(WORKING DATA):
──────────
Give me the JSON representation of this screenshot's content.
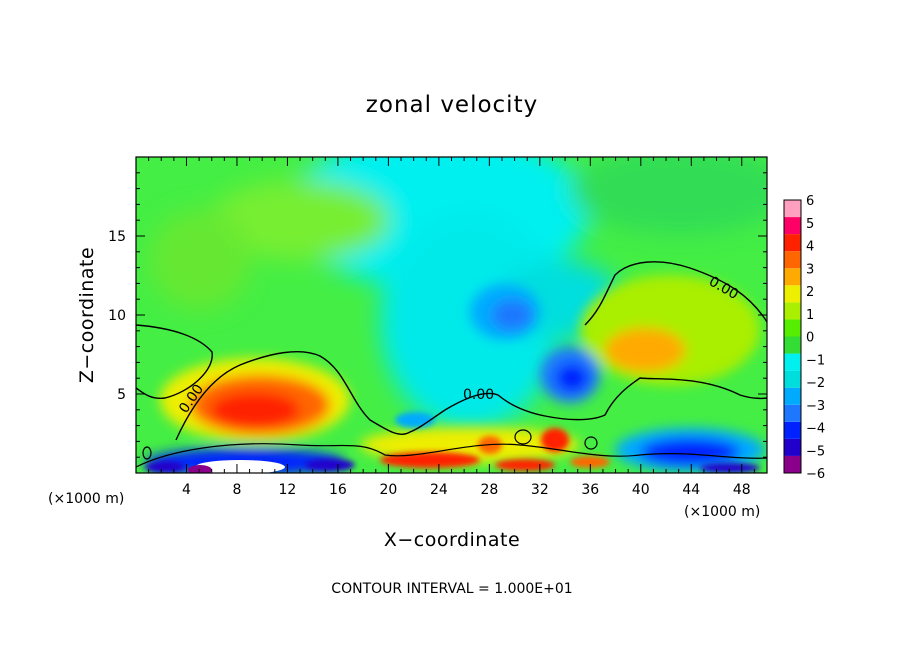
{
  "chart_data": {
    "type": "heatmap",
    "title": "zonal velocity",
    "xlabel": "X−coordinate",
    "ylabel": "Z−coordinate",
    "x_unit": "(×1000 m)",
    "z_unit": "(×1000 m)",
    "xlim": [
      0,
      50
    ],
    "ylim": [
      0,
      20
    ],
    "x_ticks": [
      "4",
      "8",
      "12",
      "16",
      "20",
      "24",
      "28",
      "32",
      "36",
      "40",
      "44",
      "48"
    ],
    "x_tick_values": [
      4,
      8,
      12,
      16,
      20,
      24,
      28,
      32,
      36,
      40,
      44,
      48
    ],
    "y_ticks": [
      "5",
      "10",
      "15"
    ],
    "y_tick_values": [
      5,
      10,
      15
    ],
    "colorbar": {
      "labels": [
        "6",
        "5",
        "4",
        "3",
        "2",
        "1",
        "0",
        "−1",
        "−2",
        "−3",
        "−4",
        "−5",
        "−6"
      ],
      "colors": [
        "#8b008b",
        "#2200cc",
        "#0022ff",
        "#1e78ff",
        "#00aaff",
        "#00dddd",
        "#00f0f0",
        "#33dd33",
        "#55ee00",
        "#aaee00",
        "#eeee00",
        "#ffaa00",
        "#ff6600",
        "#ff2200",
        "#ff0066",
        "#ffa0c0"
      ]
    },
    "contour_labels": [
      "0.00",
      "0.00",
      "0.00"
    ],
    "contour_value": 0.0,
    "features": [
      {
        "x": 10,
        "z": 3.5,
        "value": 4.5
      },
      {
        "x": 41,
        "z": 7.5,
        "value": 3.2
      },
      {
        "x": 30,
        "z": 10,
        "value": -2.8
      },
      {
        "x": 34,
        "z": 6,
        "value": -3.5
      },
      {
        "x": 45,
        "z": 1.5,
        "value": -4
      },
      {
        "x": 10,
        "z": 0.5,
        "value": -5
      }
    ],
    "footer": "CONTOUR INTERVAL = 1.000E+01"
  }
}
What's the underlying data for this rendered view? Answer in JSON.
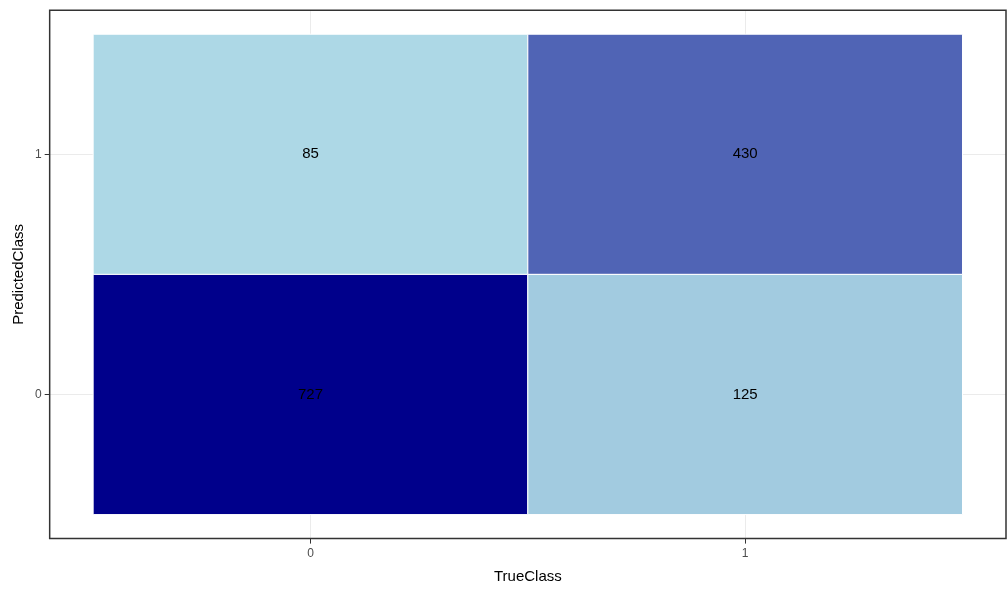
{
  "chart_data": {
    "type": "heatmap",
    "xlabel": "TrueClass",
    "ylabel": "PredictedClass",
    "categories": [
      "0",
      "1"
    ],
    "y_categories": [
      "1",
      "0"
    ],
    "cells": [
      [
        85,
        430
      ],
      [
        727,
        125
      ]
    ],
    "data_labels": true,
    "grid": true
  }
}
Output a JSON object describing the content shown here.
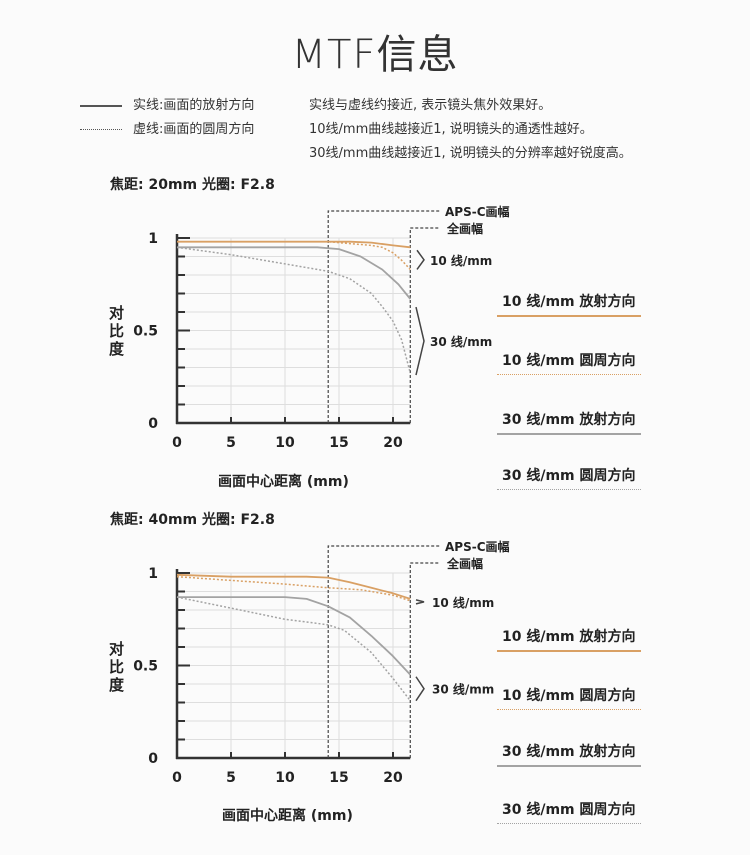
──────────
(STATED TASK):
Go through the listing above and report how many of its lines contain the word "ylabel", with only the number as output.

(TASK ANSWER):
2